[Dataset rows]
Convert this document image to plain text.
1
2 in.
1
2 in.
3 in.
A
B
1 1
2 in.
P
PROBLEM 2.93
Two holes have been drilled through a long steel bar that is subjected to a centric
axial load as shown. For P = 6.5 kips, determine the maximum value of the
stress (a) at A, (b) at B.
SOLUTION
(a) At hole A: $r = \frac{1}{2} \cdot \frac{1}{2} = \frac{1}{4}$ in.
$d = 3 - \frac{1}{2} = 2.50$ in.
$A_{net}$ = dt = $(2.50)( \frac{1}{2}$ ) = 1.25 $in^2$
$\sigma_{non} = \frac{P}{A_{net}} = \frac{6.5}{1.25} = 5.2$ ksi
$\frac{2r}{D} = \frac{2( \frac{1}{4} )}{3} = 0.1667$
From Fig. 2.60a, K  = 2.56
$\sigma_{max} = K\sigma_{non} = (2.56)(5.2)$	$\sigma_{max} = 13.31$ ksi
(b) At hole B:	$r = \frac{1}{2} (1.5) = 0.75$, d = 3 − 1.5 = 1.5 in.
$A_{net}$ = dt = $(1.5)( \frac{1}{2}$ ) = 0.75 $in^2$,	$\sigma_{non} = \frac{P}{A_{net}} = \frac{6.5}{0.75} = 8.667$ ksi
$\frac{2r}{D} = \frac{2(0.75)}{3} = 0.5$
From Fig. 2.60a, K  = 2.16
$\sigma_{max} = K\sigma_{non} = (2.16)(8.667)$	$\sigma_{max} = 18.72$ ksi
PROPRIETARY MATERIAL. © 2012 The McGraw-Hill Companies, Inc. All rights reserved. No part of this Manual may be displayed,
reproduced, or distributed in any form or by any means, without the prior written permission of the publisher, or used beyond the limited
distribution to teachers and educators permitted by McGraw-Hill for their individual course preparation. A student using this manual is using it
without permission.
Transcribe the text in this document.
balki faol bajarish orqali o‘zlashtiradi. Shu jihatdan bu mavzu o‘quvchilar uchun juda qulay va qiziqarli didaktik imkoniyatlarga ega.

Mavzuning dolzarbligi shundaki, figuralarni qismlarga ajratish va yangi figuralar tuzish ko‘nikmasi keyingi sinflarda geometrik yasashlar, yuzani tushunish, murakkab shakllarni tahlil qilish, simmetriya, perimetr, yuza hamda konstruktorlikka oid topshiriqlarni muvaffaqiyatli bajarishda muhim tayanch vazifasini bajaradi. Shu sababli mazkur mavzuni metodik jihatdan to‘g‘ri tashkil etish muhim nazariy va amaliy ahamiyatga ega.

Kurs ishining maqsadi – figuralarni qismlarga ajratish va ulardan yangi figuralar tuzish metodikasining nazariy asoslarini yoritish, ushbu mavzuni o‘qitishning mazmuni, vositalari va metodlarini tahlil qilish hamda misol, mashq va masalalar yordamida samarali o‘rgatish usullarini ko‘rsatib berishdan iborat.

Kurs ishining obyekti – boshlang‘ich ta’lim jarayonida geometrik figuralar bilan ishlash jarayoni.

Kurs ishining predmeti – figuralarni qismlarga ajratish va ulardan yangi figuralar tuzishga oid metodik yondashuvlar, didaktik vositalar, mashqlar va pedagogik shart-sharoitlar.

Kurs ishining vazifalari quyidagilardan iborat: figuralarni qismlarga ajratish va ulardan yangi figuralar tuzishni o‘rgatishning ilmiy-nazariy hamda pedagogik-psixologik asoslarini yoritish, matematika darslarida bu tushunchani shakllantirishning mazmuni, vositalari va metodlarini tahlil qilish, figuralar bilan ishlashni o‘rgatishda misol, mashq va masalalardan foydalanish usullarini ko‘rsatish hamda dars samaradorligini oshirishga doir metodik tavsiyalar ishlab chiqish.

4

#### Aim of the task
Pull out each record as written and restate it exactly.

#### Solution for this task
Convert this document image to plain text.
1
2 in.
1
2 in.
3 in.
A
B
1 1
2 in.
P
PROBLEM 2.93
Two holes have been drilled through a long steel bar that is subjected to a centric
axial load as shown. For P = 6.5 kips, determine the maximum value of the
stress (a) at A, (b) at B.
SOLUTION
(a) At hole A: $r = \frac{1}{2} \cdot \frac{1}{2} = \frac{1}{4}$ in.
$d = 3 - \frac{1}{2} = 2.50$ in.
$A_{net}$ = dt = $(2.50)( \frac{1}{2}$ ) = 1.25 $in^2$
$\sigma_{non} = \frac{P}{A_{net}} = \frac{6.5}{1.25} = 5.2$ ksi
$\frac{2r}{D} = \frac{2( \frac{1}{4} )}{3} = 0.1667$
From Fig. 2.60a, K  = 2.56
$\sigma_{max} = K\sigma_{non} = (2.56)(5.2)$	$\sigma_{max} = 13.31$ ksi
(b) At hole B:	$r = \frac{1}{2} (1.5) = 0.75$, d = 3 − 1.5 = 1.5 in.
$A_{net}$ = dt = $(1.5)( \frac{1}{2}$ ) = 0.75 $in^2$,	$\sigma_{non} = \frac{P}{A_{net}} = \frac{6.5}{0.75} = 8.667$ ksi
$\frac{2r}{D} = \frac{2(0.75)}{3} = 0.5$
From Fig. 2.60a, K  = 2.16
$\sigma_{max} = K\sigma_{non} = (2.16)(8.667)$	$\sigma_{max} = 18.72$ ksi
PROPRIETARY MATERIAL. © 2012 The McGraw-Hill Companies, Inc. All rights reserved. No part of this Manual may be displayed,
reproduced, or distributed in any form or by any means, without the prior written permission of the publisher, or used beyond the limited
distribution to teachers and educators permitted by McGraw-Hill for their individual course preparation. A student using this manual is using it
without permission.
Transcribe the text in this document.
balki faol bajarish orqali o‘zlashtiradi. Shu jihatdan bu mavzu o‘quvchilar uchun juda qulay va qiziqarli didaktik imkoniyatlarga ega.

Mavzuning dolzarbligi shundaki, figuralarni qismlarga ajratish va yangi figuralar tuzish ko‘nikmasi keyingi sinflarda geometrik yasashlar, yuzani tushunish, murakkab shakllarni tahlil qilish, simmetriya, perimetr, yuza hamda konstruktorlikka oid topshiriqlarni muvaffaqiyatli bajarishda muhim tayanch vazifasini bajaradi. Shu sababli mazkur mavzuni metodik jihatdan to‘g‘ri tashkil etish muhim nazariy va amaliy ahamiyatga ega.

Kurs ishining maqsadi – figuralarni qismlarga ajratish va ulardan yangi figuralar tuzish metodikasining nazariy asoslarini yoritish, ushbu mavzuni o‘qitishning mazmuni, vositalari va metodlarini tahlil qilish hamda misol, mashq va masalalar yordamida samarali o‘rgatish usullarini ko‘rsatib berishdan iborat.

Kurs ishining obyekti – boshlang‘ich ta’lim jarayonida geometrik figuralar bilan ishlash jarayoni.

Kurs ishining predmeti – figuralarni qismlarga ajratish va ulardan yangi figuralar tuzishga oid metodik yondashuvlar, didaktik vositalar, mashqlar va pedagogik shart-sharoitlar.

Kurs ishining vazifalari quyidagilardan iborat: figuralarni qismlarga ajratish va ulardan yangi figuralar tuzishni o‘rgatishning ilmiy-nazariy hamda pedagogik-psixologik asoslarini yoritish, matematika darslarida bu tushunchani shakllantirishning mazmuni, vositalari va metodlarini tahlil qilish, figuralar bilan ishlashni o‘rgatishda misol, mashq va masalalardan foydalanish usullarini ko‘rsatish hamda dars samaradorligini oshirishga doir metodik tavsiyalar ishlab chiqish.

4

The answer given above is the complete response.